● AIM
Please convert the records below into a JSON list of strings, one string per line, leaving out blank lines.

● RECORDS TO USE
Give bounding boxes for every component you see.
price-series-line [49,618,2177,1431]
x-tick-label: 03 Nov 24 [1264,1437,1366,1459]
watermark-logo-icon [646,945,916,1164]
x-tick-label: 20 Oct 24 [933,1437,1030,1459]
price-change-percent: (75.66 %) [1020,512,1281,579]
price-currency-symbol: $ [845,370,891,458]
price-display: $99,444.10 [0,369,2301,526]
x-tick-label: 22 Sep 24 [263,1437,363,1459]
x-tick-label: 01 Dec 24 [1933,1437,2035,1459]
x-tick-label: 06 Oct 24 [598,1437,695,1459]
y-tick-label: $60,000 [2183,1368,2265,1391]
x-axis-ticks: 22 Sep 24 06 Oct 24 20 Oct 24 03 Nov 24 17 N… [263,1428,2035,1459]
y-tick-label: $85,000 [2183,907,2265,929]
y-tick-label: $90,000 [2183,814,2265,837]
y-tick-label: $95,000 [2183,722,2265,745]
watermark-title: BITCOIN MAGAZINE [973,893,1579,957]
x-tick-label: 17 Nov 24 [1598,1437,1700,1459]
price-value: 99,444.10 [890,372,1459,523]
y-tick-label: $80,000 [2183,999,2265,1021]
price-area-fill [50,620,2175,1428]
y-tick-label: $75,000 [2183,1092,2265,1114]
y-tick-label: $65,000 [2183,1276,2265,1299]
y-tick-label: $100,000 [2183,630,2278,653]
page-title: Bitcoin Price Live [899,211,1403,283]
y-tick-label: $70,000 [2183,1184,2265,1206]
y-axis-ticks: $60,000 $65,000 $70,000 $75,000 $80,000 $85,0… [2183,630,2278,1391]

● TASK SOLUTION
[
  "Give bounding boxes for every component you see.",
  "price-series-line [49,618,2177,1431]",
  "x-tick-label: 03 Nov 24 [1264,1437,1366,1459]",
  "watermark-logo-icon [646,945,916,1164]",
  "x-tick-label: 20 Oct 24 [933,1437,1030,1459]",
  "price-change-percent: (75.66 %) [1020,512,1281,579]",
  "price-currency-symbol: $ [845,370,891,458]",
  "price-display: $99,444.10 [0,369,2301,526]",
  "x-tick-label: 22 Sep 24 [263,1437,363,1459]",
  "x-tick-label: 01 Dec 24 [1933,1437,2035,1459]",
  "x-tick-label: 06 Oct 24 [598,1437,695,1459]",
  "y-tick-label: $60,000 [2183,1368,2265,1391]",
  "x-axis-ticks: 22 Sep 24 06 Oct 24 20 Oct 24 03 Nov 24 17 N… [263,1428,2035,1459]",
  "y-tick-label: $85,000 [2183,907,2265,929]",
  "y-tick-label: $90,000 [2183,814,2265,837]",
  "y-tick-label: $95,000 [2183,722,2265,745]",
  "watermark-title: BITCOIN MAGAZINE [973,893,1579,957]",
  "x-tick-label: 17 Nov 24 [1598,1437,1700,1459]",
  "price-value: 99,444.10 [890,372,1459,523]",
  "y-tick-label: $80,000 [2183,999,2265,1021]",
  "price-area-fill [50,620,2175,1428]",
  "y-tick-label: $75,000 [2183,1092,2265,1114]",
  "y-tick-label: $65,000 [2183,1276,2265,1299]",
  "y-tick-label: $100,000 [2183,630,2278,653]",
  "page-title: Bitcoin Price Live [899,211,1403,283]",
  "y-tick-label: $70,000 [2183,1184,2265,1206]",
  "y-axis-ticks: $60,000 $65,000 $70,000 $75,000 $80,000 $85,0… [2183,630,2278,1391]"
]